[Records excerpted from a collection]
##############################

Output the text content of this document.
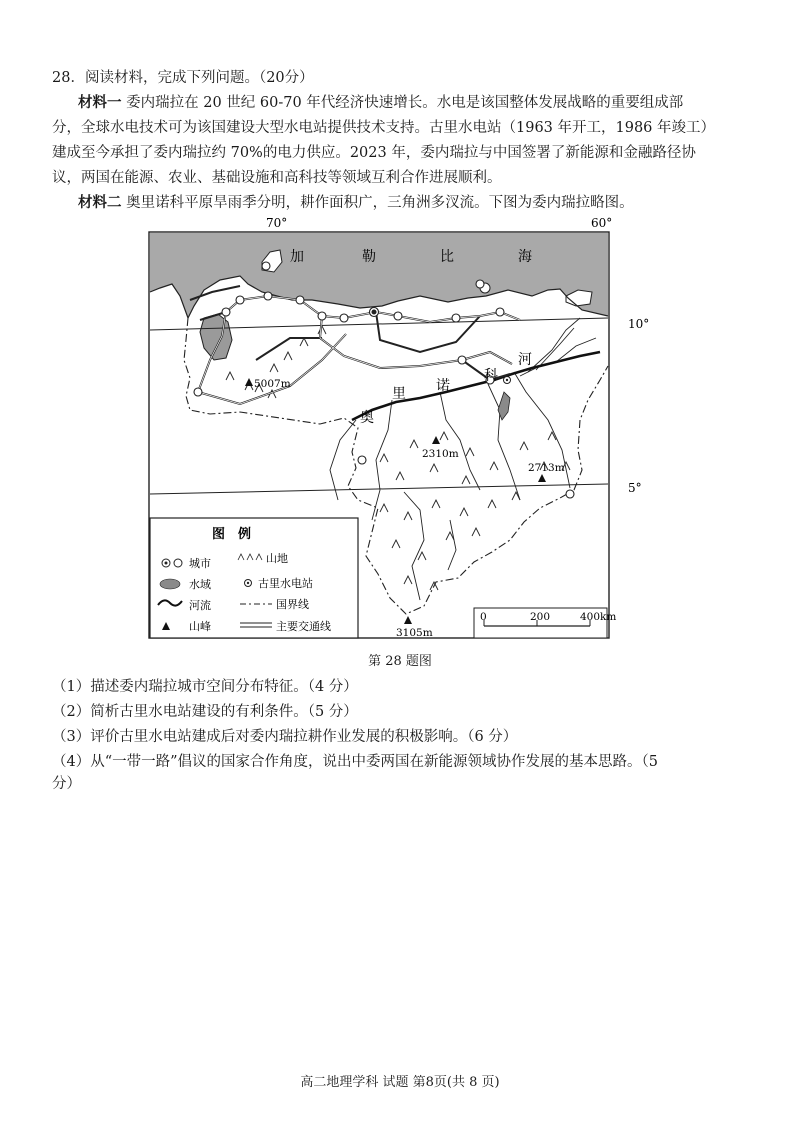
28．阅读材料，完成下列问题。（20分）
材料一 委内瑞拉在 20 世纪 60-70 年代经济快速增长。水电是该国整体发展战略的重要组成部
分，全球水电技术可为该国建设大型水电站提供技术支持。古里水电站（1963 年开工，1986 年竣工）
建成至今承担了委内瑞拉约 70%的电力供应。2023 年，委内瑞拉与中国签署了新能源和金融路径协
议，两国在能源、农业、基础设施和高科技等领域互利合作进展顺利。
材料二 奥里诺科平原旱雨季分明，耕作面积广，三角洲多汊流。下图为委内瑞拉略图。
70°	60°
10°
5°
加	勒	比	海
奥
里 诺
科
河
5007m
2310m
2713m
3105m
图　例
城市	山地
水域	古里水电站
河流	国界线
山峰	主要交通线
0	200	400km
第 28 题图
（1）描述委内瑞拉城市空间分布特征。（4 分）
（2）简析古里水电站建设的有利条件。（5 分）
（3）评价古里水电站建成后对委内瑞拉耕作业发展的积极影响。（6 分）
（4）从“一带一路”倡议的国家合作角度，说出中委两国在新能源领域协作发展的基本思路。（5
分）
高二地理学科 试题 第8页(共 8 页)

##############################

■ Exercise task ■
Leave out the pictures and print every line of the data exactly.

■ Correct response ■
Output the text content of this document.
28．阅读材料，完成下列问题。（20分）
材料一 委内瑞拉在 20 世纪 60-70 年代经济快速增长。水电是该国整体发展战略的重要组成部
分，全球水电技术可为该国建设大型水电站提供技术支持。古里水电站（1963 年开工，1986 年竣工）
建成至今承担了委内瑞拉约 70%的电力供应。2023 年，委内瑞拉与中国签署了新能源和金融路径协
议，两国在能源、农业、基础设施和高科技等领域互利合作进展顺利。
材料二 奥里诺科平原旱雨季分明，耕作面积广，三角洲多汊流。下图为委内瑞拉略图。
70°	60°
10°
5°
加	勒	比	海
奥
里 诺
科
河
5007m
2310m
2713m
3105m
图　例
城市	山地
水域	古里水电站
河流	国界线
山峰	主要交通线
0	200	400km
第 28 题图
（1）描述委内瑞拉城市空间分布特征。（4 分）
（2）简析古里水电站建设的有利条件。（5 分）
（3）评价古里水电站建成后对委内瑞拉耕作业发展的积极影响。（6 分）
（4）从“一带一路”倡议的国家合作角度，说出中委两国在新能源领域协作发展的基本思路。（5
分）
高二地理学科 试题 第8页(共 8 页)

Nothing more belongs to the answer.